··· 提示文

マルセロ・イン・ザ・リアルワールド

Marcelo in the real world.

出 版 社: 岩波書店

著     者: フランシスコ・X.ストーク

翻 訳 者: 千葉茂樹

発 行 年: 2013年03月

マルセロ・イン・ザ・リアルワールド  紹介と感想>

この物語には「アスペルガー症候群」という「診断名」が登場します。主人公の十七歳の少年、マルセロは、この症状の特徴に近い状態であるという設定です。前回読んだ際には、まだ意識していなかったのですが、現在(これを書いている2021年)、アメリカ精神医学会ではアルペルガー症候群という分類はなくなり「自閉スペクトラム症」に統一されたという話を聞き及んでいて、こうした表現も過去の時代のものになったかという感慨を抱いています。この表現には、彼が正常と障がいのあわいで、どこにも置かれていない状態であることも示唆しています。発達障がいという広汎な表現の方が通りが良いかもしれませんが、日本でも次第にこうした症例についての理解が進んできて、数年前とは社会的な受け入れ方も変化してきていると感じていますが、一方で「発達」や「アスペ」という蔑称で人が揶揄されることもあり、一元的な見方しかされていないことも事実です。実際、前述したような医学界での変化など、ある一時点の考え方や認識が、数年後には通用しなくなっているということもあります。人は一過的な知識で、ある状態を一つの定義や病名に押し込めてパッケージしてしまいがちです。ただ、その理解は一局面に過ぎず、実相はより複雑で、とらえようのないものです。診断名でさえ変化するものなのだから、既成概念の色眼鏡で見ることをせず、真摯に向き合い、自分なりに理解することが人を尊重するということなのでしょう。物語の中でマルセロは、自分にはアスペルガー症候群の特徴に一致するところもあれば、そうではないところもあると言っています。診断名(症状の特性)がイコールその人の個性ではないということもあらためて考えさせられます(『わたしは倒れて血を流す』がこのテーマなのでご参照ください)。これはマルセロという、少し他の人とは違う感じ方や考え方をする少年が体験した、ひと夏の物語です。高校生が初めて実社会でアルバイト体験をすることは、それなりに胸の高鳴りを覚えるものですが、マルセロは父親に交換条件を出されて、仕方がなくこのアルバイトに行くことになったという経緯があります。とはいえ、この経験は否応なくマルセロに新たな感覚を目覚めさせていくことになるのです。新しい世界に出会ってしまったことの苦さもあります。個性的な少年が深遠な心の真実に向き合うことになる、秀逸な物語として定評のある一冊です。刊行から時間が経過しても、そこは変わらないというか、評価はより高まっているのではないかと思います。

······
··· データ一覧

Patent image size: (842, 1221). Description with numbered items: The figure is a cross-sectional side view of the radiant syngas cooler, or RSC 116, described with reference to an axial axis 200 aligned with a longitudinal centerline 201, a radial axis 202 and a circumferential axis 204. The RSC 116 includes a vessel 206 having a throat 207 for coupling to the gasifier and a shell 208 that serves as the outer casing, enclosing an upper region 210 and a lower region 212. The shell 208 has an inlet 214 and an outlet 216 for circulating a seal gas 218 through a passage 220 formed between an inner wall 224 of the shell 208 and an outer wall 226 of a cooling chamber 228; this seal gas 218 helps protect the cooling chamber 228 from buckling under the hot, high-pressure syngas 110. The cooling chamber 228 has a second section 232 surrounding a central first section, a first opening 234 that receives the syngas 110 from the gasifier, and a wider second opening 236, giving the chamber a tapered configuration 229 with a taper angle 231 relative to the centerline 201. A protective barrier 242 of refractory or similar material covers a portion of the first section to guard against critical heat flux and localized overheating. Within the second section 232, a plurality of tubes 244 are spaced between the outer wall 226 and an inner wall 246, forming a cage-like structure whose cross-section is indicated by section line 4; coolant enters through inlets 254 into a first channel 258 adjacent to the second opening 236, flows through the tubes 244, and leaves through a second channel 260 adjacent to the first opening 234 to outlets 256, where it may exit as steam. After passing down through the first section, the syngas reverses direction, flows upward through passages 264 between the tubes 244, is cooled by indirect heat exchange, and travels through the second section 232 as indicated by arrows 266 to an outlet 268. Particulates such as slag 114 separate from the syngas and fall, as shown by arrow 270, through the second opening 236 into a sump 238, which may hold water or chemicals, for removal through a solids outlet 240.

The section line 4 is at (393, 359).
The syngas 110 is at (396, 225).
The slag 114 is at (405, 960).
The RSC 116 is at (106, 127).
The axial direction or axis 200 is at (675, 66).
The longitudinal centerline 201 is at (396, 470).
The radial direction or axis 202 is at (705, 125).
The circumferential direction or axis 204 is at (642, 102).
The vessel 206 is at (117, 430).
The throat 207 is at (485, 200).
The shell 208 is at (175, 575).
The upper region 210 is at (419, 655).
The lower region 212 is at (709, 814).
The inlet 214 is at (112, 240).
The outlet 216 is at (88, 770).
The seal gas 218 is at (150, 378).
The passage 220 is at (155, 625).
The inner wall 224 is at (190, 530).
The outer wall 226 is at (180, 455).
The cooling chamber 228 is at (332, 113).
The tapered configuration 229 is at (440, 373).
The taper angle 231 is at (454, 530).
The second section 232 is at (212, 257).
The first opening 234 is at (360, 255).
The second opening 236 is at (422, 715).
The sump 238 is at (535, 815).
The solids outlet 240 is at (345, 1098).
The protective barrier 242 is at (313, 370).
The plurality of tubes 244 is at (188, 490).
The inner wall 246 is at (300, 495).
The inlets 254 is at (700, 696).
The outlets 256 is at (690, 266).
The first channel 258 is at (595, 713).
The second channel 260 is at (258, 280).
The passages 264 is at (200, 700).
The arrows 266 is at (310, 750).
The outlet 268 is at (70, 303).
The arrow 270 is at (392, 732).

······

**課題一覧**.
1) 『マルセロ・イン・ザ・リアルワールド』の紹介文にある次の一文を英語に訳してください。「これはマルセロという、少し他の人とは違う感じ方や考え方をする少年が体験した、ひと夏の物語です。」
2) 『マルセロ・イン・ザ・リアルワールド』の紹介文に基づき、次の問いに答えてください。
(a) 主人公マルセロは何歳ですか。
(b) この本の翻訳者は誰ですか。
(c) マルセロがアルバイトに行くことになったのはなぜですか。
3) 『マルセロ・イン・ザ・リアルワールド』の紹介文を、その最後の文の後から書き継いでください。
各エントリは『マルセロ・イン・ザ・リアルワールド』の紹介文とは関係がありません。

**解答**.
1) This is the story of one summer experienced by a boy named Marcelo, who feels and thinks a little differently from other people.

2)
(a) 十七歳
(b) 千葉茂樹
(c) 父親に交換条件を出されたため

3)
私立の特別支援学校に通っている十七歳の発達障がいのある少年、マルセロ。彼は環境の整った学校でストレスのない守られた生活を送っており、その生活に満足していました。ところが、弁護士である父親は、特別なこだわりはあるものの知能に支障がないマルセロを普通高校に行かせたいと考えていました。自分の経営する大きな法律事務所で、夏休みにマルセロにアルバイトをさせようにしたのは、マルセロに「リアル」な社会を経験させたかったからです。支援学校に残りたいというマルセロに父親が突き付けた交換条件は、このアルバイトを体験してからなら進路を自分で考えて良いということでした。「リアル」な社会とは、傲慢で自分本位な人間たちが、互いに傷つけあい、しのぎを削る世界です。かならずしも、優しく思いやりのある人たちがいる場所ではありません。実際、マルセロはピュアで、独自のこだわりの世界に生きており、虚飾や欲に囚われていないため、えげつない「リアル」な社会の人たちと協調することが難しいのです。父親の法律事務所で郵便物の仕分けやファイリングをすることになったマルセロは、彼なりに周囲の人たちと話を合わせ、応対しようと試みますが、どこかズレていることは否め図、揶揄されることもあります。それでも同僚のジャスミンと親しくなったり、彼女を「ものにしたい」と狙っている同じく共同経営者の息子でハーバードに通うウェンデルにそそのかされたりと、否応なく人間関係に巻き込まれていきます。そんな折、法律事務所のクライアントが起こした事故に関係する衝撃的な写真を見てしまったマルセロは、訴訟案件を優位に進めるために事務所が行っている隠蔽や不正を知り、行動を起こしていくことになります。マルセロの中に兆していく思いは善意や正義の意志なのか。それもまた、彼の「特別なこだわり」なのか。人の根源的なところにある心理を解体したところに見出されるものが本質を問いかけていきます。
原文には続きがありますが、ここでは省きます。